* START Given records *

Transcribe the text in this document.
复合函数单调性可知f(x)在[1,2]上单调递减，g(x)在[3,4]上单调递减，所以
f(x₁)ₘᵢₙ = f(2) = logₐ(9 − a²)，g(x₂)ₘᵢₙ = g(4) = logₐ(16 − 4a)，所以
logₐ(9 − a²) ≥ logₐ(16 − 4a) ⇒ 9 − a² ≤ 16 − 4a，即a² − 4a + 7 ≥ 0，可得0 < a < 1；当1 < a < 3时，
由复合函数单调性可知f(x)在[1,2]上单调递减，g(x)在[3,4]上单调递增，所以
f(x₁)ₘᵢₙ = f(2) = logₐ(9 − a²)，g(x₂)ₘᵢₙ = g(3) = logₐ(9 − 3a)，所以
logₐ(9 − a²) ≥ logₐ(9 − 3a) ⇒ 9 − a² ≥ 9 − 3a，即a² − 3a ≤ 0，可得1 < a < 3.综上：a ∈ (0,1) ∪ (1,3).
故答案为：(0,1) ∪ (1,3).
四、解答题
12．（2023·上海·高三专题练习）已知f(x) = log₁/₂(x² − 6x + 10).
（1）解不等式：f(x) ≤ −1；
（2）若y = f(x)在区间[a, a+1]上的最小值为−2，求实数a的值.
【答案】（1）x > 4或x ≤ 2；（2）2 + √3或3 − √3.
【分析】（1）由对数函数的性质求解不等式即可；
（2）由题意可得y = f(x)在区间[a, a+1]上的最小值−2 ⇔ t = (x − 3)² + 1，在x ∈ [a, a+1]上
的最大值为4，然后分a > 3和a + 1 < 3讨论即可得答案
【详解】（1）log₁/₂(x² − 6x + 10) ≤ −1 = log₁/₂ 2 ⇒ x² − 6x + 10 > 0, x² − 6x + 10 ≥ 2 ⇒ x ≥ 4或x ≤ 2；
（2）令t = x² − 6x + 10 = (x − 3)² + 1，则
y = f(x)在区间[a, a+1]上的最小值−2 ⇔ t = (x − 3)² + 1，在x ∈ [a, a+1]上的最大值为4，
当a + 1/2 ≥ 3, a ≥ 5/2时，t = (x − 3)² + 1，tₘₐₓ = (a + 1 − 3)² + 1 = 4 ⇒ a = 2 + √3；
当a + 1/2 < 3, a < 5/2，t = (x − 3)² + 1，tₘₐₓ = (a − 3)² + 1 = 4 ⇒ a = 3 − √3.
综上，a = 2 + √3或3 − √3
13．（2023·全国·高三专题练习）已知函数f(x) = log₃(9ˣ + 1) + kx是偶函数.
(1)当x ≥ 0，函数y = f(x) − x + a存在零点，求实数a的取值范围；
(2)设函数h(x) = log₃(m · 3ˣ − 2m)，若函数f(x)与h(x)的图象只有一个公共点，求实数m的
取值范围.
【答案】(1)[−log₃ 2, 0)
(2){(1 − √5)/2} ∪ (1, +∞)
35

* END Given records *

▸ **Direction**: Quote all the records. Keep every word exact.

▸ **Answer to this task**:
Transcribe the text in this document.
复合函数单调性可知f(x)在[1,2]上单调递减，g(x)在[3,4]上单调递减，所以
f(x₁)ₘᵢₙ = f(2) = logₐ(9 − a²)，g(x₂)ₘᵢₙ = g(4) = logₐ(16 − 4a)，所以
logₐ(9 − a²) ≥ logₐ(16 − 4a) ⇒ 9 − a² ≤ 16 − 4a，即a² − 4a + 7 ≥ 0，可得0 < a < 1；当1 < a < 3时，
由复合函数单调性可知f(x)在[1,2]上单调递减，g(x)在[3,4]上单调递增，所以
f(x₁)ₘᵢₙ = f(2) = logₐ(9 − a²)，g(x₂)ₘᵢₙ = g(3) = logₐ(9 − 3a)，所以
logₐ(9 − a²) ≥ logₐ(9 − 3a) ⇒ 9 − a² ≥ 9 − 3a，即a² − 3a ≤ 0，可得1 < a < 3.综上：a ∈ (0,1) ∪ (1,3).
故答案为：(0,1) ∪ (1,3).
四、解答题
12．（2023·上海·高三专题练习）已知f(x) = log₁/₂(x² − 6x + 10).
（1）解不等式：f(x) ≤ −1；
（2）若y = f(x)在区间[a, a+1]上的最小值为−2，求实数a的值.
【答案】（1）x > 4或x ≤ 2；（2）2 + √3或3 − √3.
【分析】（1）由对数函数的性质求解不等式即可；
（2）由题意可得y = f(x)在区间[a, a+1]上的最小值−2 ⇔ t = (x − 3)² + 1，在x ∈ [a, a+1]上
的最大值为4，然后分a > 3和a + 1 < 3讨论即可得答案
【详解】（1）log₁/₂(x² − 6x + 10) ≤ −1 = log₁/₂ 2 ⇒ x² − 6x + 10 > 0, x² − 6x + 10 ≥ 2 ⇒ x ≥ 4或x ≤ 2；
（2）令t = x² − 6x + 10 = (x − 3)² + 1，则
y = f(x)在区间[a, a+1]上的最小值−2 ⇔ t = (x − 3)² + 1，在x ∈ [a, a+1]上的最大值为4，
当a + 1/2 ≥ 3, a ≥ 5/2时，t = (x − 3)² + 1，tₘₐₓ = (a + 1 − 3)² + 1 = 4 ⇒ a = 2 + √3；
当a + 1/2 < 3, a < 5/2，t = (x − 3)² + 1，tₘₐₓ = (a − 3)² + 1 = 4 ⇒ a = 3 − √3.
综上，a = 2 + √3或3 − √3
13．（2023·全国·高三专题练习）已知函数f(x) = log₃(9ˣ + 1) + kx是偶函数.
(1)当x ≥ 0，函数y = f(x) − x + a存在零点，求实数a的取值范围；
(2)设函数h(x) = log₃(m · 3ˣ − 2m)，若函数f(x)与h(x)的图象只有一个公共点，求实数m的
取值范围.
【答案】(1)[−log₃ 2, 0)
(2){(1 − √5)/2} ∪ (1, +∞)
35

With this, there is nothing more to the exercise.